— START EXTRACTED MATERIAL —
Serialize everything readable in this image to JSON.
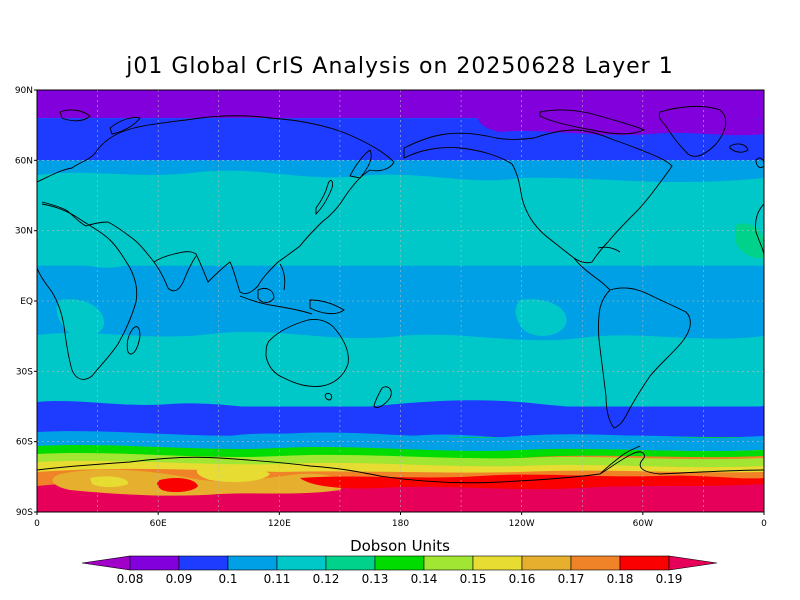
{
  "title": "j01 Global CrIS Analysis on 20250628 Layer 1",
  "units_label": "Dobson Units",
  "lat_ticks": [
    "90N",
    "60N",
    "30N",
    "EQ",
    "30S",
    "60S",
    "90S"
  ],
  "lon_ticks": [
    "0",
    "60E",
    "120E",
    "180",
    "120W",
    "60W",
    "0"
  ],
  "colorbar": {
    "labels": [
      "0.08",
      "0.09",
      "0.1",
      "0.11",
      "0.12",
      "0.13",
      "0.14",
      "0.15",
      "0.16",
      "0.17",
      "0.18",
      "0.19"
    ],
    "colors": [
      "#a000c8",
      "#8200dc",
      "#1e3cff",
      "#00a0e6",
      "#00c8c8",
      "#00d28c",
      "#00dc00",
      "#a0e632",
      "#e6dc32",
      "#e6af2d",
      "#f08228",
      "#fa0000",
      "#e6005a"
    ]
  },
  "chart_data": {
    "type": "heatmap",
    "title": "j01 Global CrIS Analysis on 20250628 Layer 1",
    "colorbar_label": "Dobson Units",
    "x_range": [
      0,
      360
    ],
    "y_range": [
      -90,
      90
    ],
    "grid": true,
    "latitude_band_levels": [
      {
        "lat": "90N-78N",
        "value": 0.08
      },
      {
        "lat": "78N-60N",
        "value": 0.09
      },
      {
        "lat": "60N-45N",
        "value": 0.1
      },
      {
        "lat": "45N-15N",
        "value": 0.11
      },
      {
        "lat": "15N-30S",
        "value": 0.1
      },
      {
        "lat": "30S-45S",
        "value": 0.11
      },
      {
        "lat": "45S-55S",
        "value": 0.09
      },
      {
        "lat": "58S-62S",
        "value": 0.13
      },
      {
        "lat": "62S-66S",
        "value": 0.15
      },
      {
        "lat": "66S-74S",
        "value": 0.17
      },
      {
        "lat": "74S-90S",
        "value": 0.19
      }
    ]
  }
}
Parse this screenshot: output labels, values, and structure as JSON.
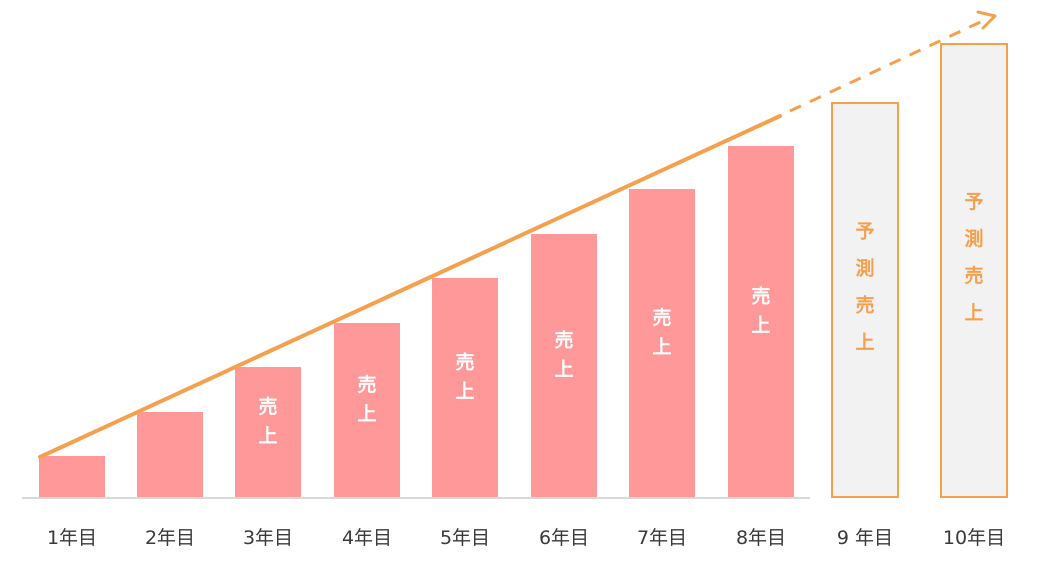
{
  "chart_data": {
    "type": "bar",
    "title": "",
    "xlabel": "",
    "ylabel": "",
    "categories": [
      "1年目",
      "2年目",
      "3年目",
      "4年目",
      "5年目",
      "6年目",
      "7年目",
      "8年目",
      "9 年目",
      "10年目"
    ],
    "series": [
      {
        "values": [
          42,
          86,
          131,
          175,
          220,
          264,
          309,
          352,
          null,
          null
        ],
        "labels": [
          "",
          "",
          "売上",
          "売上",
          "売上",
          "売上",
          "売上",
          "売上",
          "",
          ""
        ],
        "color": "#ff9999"
      },
      {
        "values": [
          null,
          null,
          null,
          null,
          null,
          null,
          null,
          null,
          395,
          454
        ],
        "labels": [
          "",
          "",
          "",
          "",
          "",
          "",
          "",
          "",
          "予測売上",
          "予測売上"
        ],
        "color": "#f2f2f2",
        "edge_color": "#f5a04d",
        "label_color": "#f5a04d"
      }
    ],
    "trend_line": {
      "color": "#f5a04d",
      "solid_from": 1,
      "solid_to": 8.4,
      "dashed_to": 10,
      "start_value": 42,
      "end_value": 485
    },
    "ylim": [
      0,
      500
    ],
    "grid": false,
    "legend": "none"
  }
}
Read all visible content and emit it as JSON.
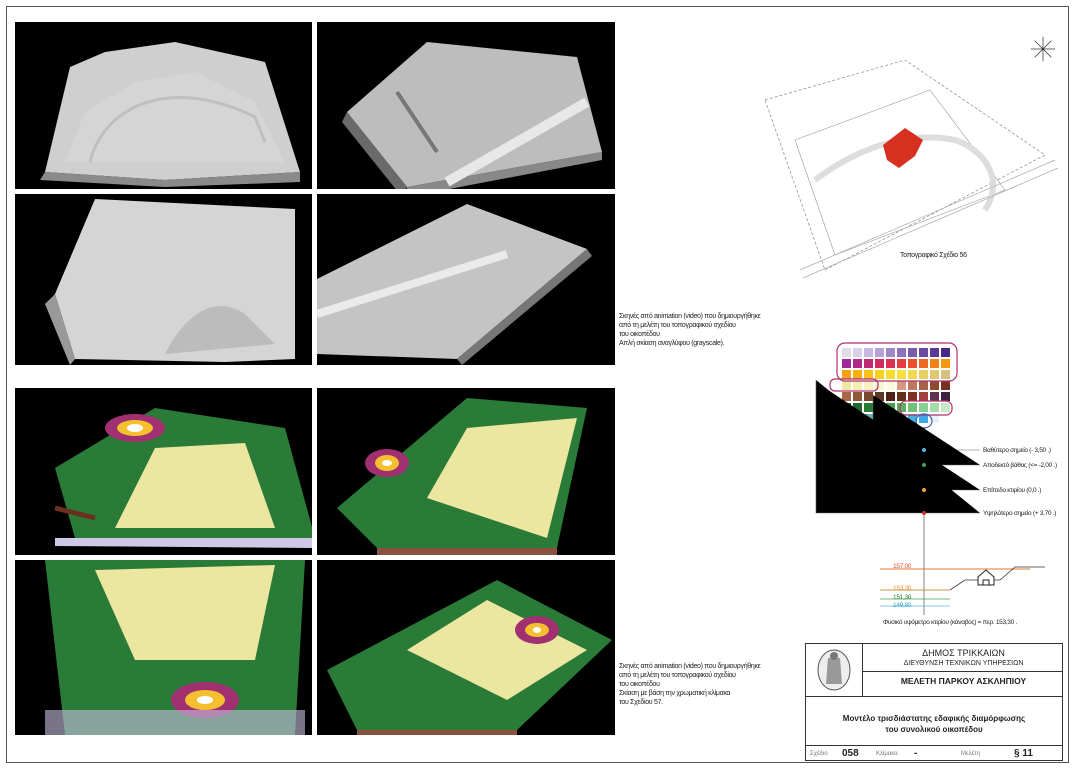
{
  "captions": {
    "grayscale_lines": [
      "Σκηνές από animation (video) που δημιουργήθηκε",
      "από τη μελέτη του τοπογραφικού σχεδίου",
      "του οικοπέδου",
      "Απλή σκίαση αναγλύφου (grayscale)."
    ],
    "color_lines": [
      "Σκηνές από animation (video) που δημιουργήθηκε",
      "από τη μελέτη του τοπογραφικού σχεδίου",
      "του οικοπέδου",
      "Σκίαση με βάση την χρωματική κλίμακα",
      "του Σχεδίου 57."
    ]
  },
  "site_plan": {
    "caption": "Τοπογραφικό Σχέδιο 56"
  },
  "legend": {
    "deepest": "Βαθύτερο σημείο (- 3,50 .)",
    "allowed_depth": "Αποδεκτό βάθος (<= -2,00 .)",
    "ground_level": "Επίπεδο κτιρίου (0,0 .)",
    "highest": "Υψηλότερο σημείο (+ 3,70 .)"
  },
  "section": {
    "levels": [
      "157,00",
      "153,30",
      "151,30",
      "149,80"
    ],
    "natural_level": "Φυσικό υψόμετρο κτιρίου (κάναβος) = περ. 153,30 ."
  },
  "colors": {
    "red_building": "#d8301f",
    "grid_rows": [
      [
        "#e0dde8",
        "#d8d0e6",
        "#c8b8e0",
        "#b8a0d8",
        "#a088c8",
        "#8f70bc",
        "#7a5cab",
        "#6a4aa0",
        "#5a3a94",
        "#4a2a88"
      ],
      [
        "#a0289a",
        "#b02888",
        "#c02874",
        "#d02a60",
        "#dc3050",
        "#e43c40",
        "#ec5030",
        "#f06820",
        "#f48018",
        "#f89810"
      ],
      [
        "#f8a010",
        "#f8b010",
        "#f8c018",
        "#f8d020",
        "#f8dc30",
        "#f8e040",
        "#f0d850",
        "#e8d060",
        "#e0c870",
        "#d8c080"
      ],
      [
        "#f0e8a0",
        "#f4eeb0",
        "#f8f0c0",
        "#f8f4d0",
        "#fcf8e0",
        "#d89880",
        "#c07860",
        "#a86048",
        "#904830",
        "#783020"
      ],
      [
        "#a86848",
        "#905838",
        "#784830",
        "#603828",
        "#502018",
        "#603018",
        "#803020",
        "#a04040",
        "#603050",
        "#402040"
      ],
      [
        "#1a5a28",
        "#206830",
        "#287838",
        "#308840",
        "#40a050",
        "#58b060",
        "#70c078",
        "#88d090",
        "#a0dca8",
        "#c8e8c8"
      ],
      [
        "#607080",
        "#7888a0",
        "#6aaab0",
        "#60b8c0",
        "#58c0d0",
        "#50b8d8",
        "#48b0e0",
        "#40a8e8",
        "#e8f0f8",
        "#ffffff"
      ]
    ]
  },
  "title_block": {
    "org": "ΔΗΜΟΣ ΤΡΙΚΚΑΙΩΝ",
    "department": "ΔΙΕΥΘΥΝΣΗ ΤΕΧΝΙΚΩΝ ΥΠΗΡΕΣΙΩΝ",
    "project": "ΜΕΛΕΤΗ ΠΑΡΚΟΥ ΑΣΚΛΗΠΙΟΥ",
    "drawing_title_1": "Μοντέλο τρισδιάστατης εδαφικής διαμόρφωσης",
    "drawing_title_2": "του συνολικού οικοπέδου",
    "sheet_label": "Σχέδιο",
    "sheet_value": "058",
    "scale_label": "Κλίμακα",
    "scale_value": "-",
    "study_label": "Μελέτη",
    "study_value": "§ 11"
  }
}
— END EXTRACTED MATERIAL —
• [STATED PROBLEM]: Working from the material above, transcribe it exactly while omitting pictures.

• [FINAL RESULT]:
Serialize everything readable in this image to JSON.
{
  "title": "j01 Global CrIS Analysis on 20250628 Layer 1",
  "units_label": "Dobson Units",
  "lat_ticks": [
    "90N",
    "60N",
    "30N",
    "EQ",
    "30S",
    "60S",
    "90S"
  ],
  "lon_ticks": [
    "0",
    "60E",
    "120E",
    "180",
    "120W",
    "60W",
    "0"
  ],
  "colorbar": {
    "labels": [
      "0.08",
      "0.09",
      "0.1",
      "0.11",
      "0.12",
      "0.13",
      "0.14",
      "0.15",
      "0.16",
      "0.17",
      "0.18",
      "0.19"
    ],
    "colors": [
      "#a000c8",
      "#8200dc",
      "#1e3cff",
      "#00a0e6",
      "#00c8c8",
      "#00d28c",
      "#00dc00",
      "#a0e632",
      "#e6dc32",
      "#e6af2d",
      "#f08228",
      "#fa0000",
      "#e6005a"
    ]
  },
  "chart_data": {
    "type": "heatmap",
    "title": "j01 Global CrIS Analysis on 20250628 Layer 1",
    "colorbar_label": "Dobson Units",
    "x_range": [
      0,
      360
    ],
    "y_range": [
      -90,
      90
    ],
    "grid": true,
    "latitude_band_levels": [
      {
        "lat": "90N-78N",
        "value": 0.08
      },
      {
        "lat": "78N-60N",
        "value": 0.09
      },
      {
        "lat": "60N-45N",
        "value": 0.1
      },
      {
        "lat": "45N-15N",
        "value": 0.11
      },
      {
        "lat": "15N-30S",
        "value": 0.1
      },
      {
        "lat": "30S-45S",
        "value": 0.11
      },
      {
        "lat": "45S-55S",
        "value": 0.09
      },
      {
        "lat": "58S-62S",
        "value": 0.13
      },
      {
        "lat": "62S-66S",
        "value": 0.15
      },
      {
        "lat": "66S-74S",
        "value": 0.17
      },
      {
        "lat": "74S-90S",
        "value": 0.19
      }
    ]
  }
}
Parse this screenshot: output labels, values, and structure as JSON.
{
  "chart_data": {
    "type": "bar",
    "title": "",
    "xlabel": "",
    "ylabel": "",
    "categories": [
      "1年目",
      "2年目",
      "3年目",
      "4年目",
      "5年目",
      "6年目",
      "7年目",
      "8年目",
      "9 年目",
      "10年目"
    ],
    "series": [
      {
        "values": [
          42,
          86,
          131,
          175,
          220,
          264,
          309,
          352,
          null,
          null
        ],
        "labels": [
          "",
          "",
          "売上",
          "売上",
          "売上",
          "売上",
          "売上",
          "売上",
          "",
          ""
        ],
        "color": "#ff9999"
      },
      {
        "values": [
          null,
          null,
          null,
          null,
          null,
          null,
          null,
          null,
          395,
          454
        ],
        "labels": [
          "",
          "",
          "",
          "",
          "",
          "",
          "",
          "",
          "予測売上",
          "予測売上"
        ],
        "color": "#f2f2f2",
        "edge_color": "#f5a04d",
        "label_color": "#f5a04d"
      }
    ],
    "trend_line": {
      "color": "#f5a04d",
      "solid_from": 1,
      "solid_to": 8.4,
      "dashed_to": 10,
      "start_value": 42,
      "end_value": 485
    },
    "ylim": [
      0,
      500
    ],
    "grid": false,
    "legend": "none"
  }
}
Read all visible content and emit it as JSON.
{
  "captions": {
    "grayscale_lines": [
      "Σκηνές από animation (video) που δημιουργήθηκε",
      "από τη μελέτη του τοπογραφικού σχεδίου",
      "του οικοπέδου",
      "Απλή σκίαση αναγλύφου (grayscale)."
    ],
    "color_lines": [
      "Σκηνές από animation (video) που δημιουργήθηκε",
      "από τη μελέτη του τοπογραφικού σχεδίου",
      "του οικοπέδου",
      "Σκίαση με βάση την χρωματική κλίμακα",
      "του Σχεδίου 57."
    ]
  },
  "site_plan": {
    "caption": "Τοπογραφικό Σχέδιο 56"
  },
  "legend": {
    "deepest": "Βαθύτερο σημείο (- 3,50 .)",
    "allowed_depth": "Αποδεκτό βάθος (<= -2,00 .)",
    "ground_level": "Επίπεδο κτιρίου (0,0 .)",
    "highest": "Υψηλότερο σημείο (+ 3,70 .)"
  },
  "section": {
    "levels": [
      "157,00",
      "153,30",
      "151,30",
      "149,80"
    ],
    "natural_level": "Φυσικό υψόμετρο κτιρίου (κάναβος) = περ. 153,30 ."
  },
  "colors": {
    "red_building": "#d8301f",
    "grid_rows": [
      [
        "#e0dde8",
        "#d8d0e6",
        "#c8b8e0",
        "#b8a0d8",
        "#a088c8",
        "#8f70bc",
        "#7a5cab",
        "#6a4aa0",
        "#5a3a94",
        "#4a2a88"
      ],
      [
        "#a0289a",
        "#b02888",
        "#c02874",
        "#d02a60",
        "#dc3050",
        "#e43c40",
        "#ec5030",
        "#f06820",
        "#f48018",
        "#f89810"
      ],
      [
        "#f8a010",
        "#f8b010",
        "#f8c018",
        "#f8d020",
        "#f8dc30",
        "#f8e040",
        "#f0d850",
        "#e8d060",
        "#e0c870",
        "#d8c080"
      ],
      [
        "#f0e8a0",
        "#f4eeb0",
        "#f8f0c0",
        "#f8f4d0",
        "#fcf8e0",
        "#d89880",
        "#c07860",
        "#a86048",
        "#904830",
        "#783020"
      ],
      [
        "#a86848",
        "#905838",
        "#784830",
        "#603828",
        "#502018",
        "#603018",
        "#803020",
        "#a04040",
        "#603050",
        "#402040"
      ],
      [
        "#1a5a28",
        "#206830",
        "#287838",
        "#308840",
        "#40a050",
        "#58b060",
        "#70c078",
        "#88d090",
        "#a0dca8",
        "#c8e8c8"
      ],
      [
        "#607080",
        "#7888a0",
        "#6aaab0",
        "#60b8c0",
        "#58c0d0",
        "#50b8d8",
        "#48b0e0",
        "#40a8e8",
        "#e8f0f8",
        "#ffffff"
      ]
    ]
  },
  "title_block": {
    "org": "ΔΗΜΟΣ ΤΡΙΚΚΑΙΩΝ",
    "department": "ΔΙΕΥΘΥΝΣΗ ΤΕΧΝΙΚΩΝ ΥΠΗΡΕΣΙΩΝ",
    "project": "ΜΕΛΕΤΗ ΠΑΡΚΟΥ ΑΣΚΛΗΠΙΟΥ",
    "drawing_title_1": "Μοντέλο τρισδιάστατης εδαφικής διαμόρφωσης",
    "drawing_title_2": "του συνολικού οικοπέδου",
    "sheet_label": "Σχέδιο",
    "sheet_value": "058",
    "scale_label": "Κλίμακα",
    "scale_value": "-",
    "study_label": "Μελέτη",
    "study_value": "§ 11"
  }
}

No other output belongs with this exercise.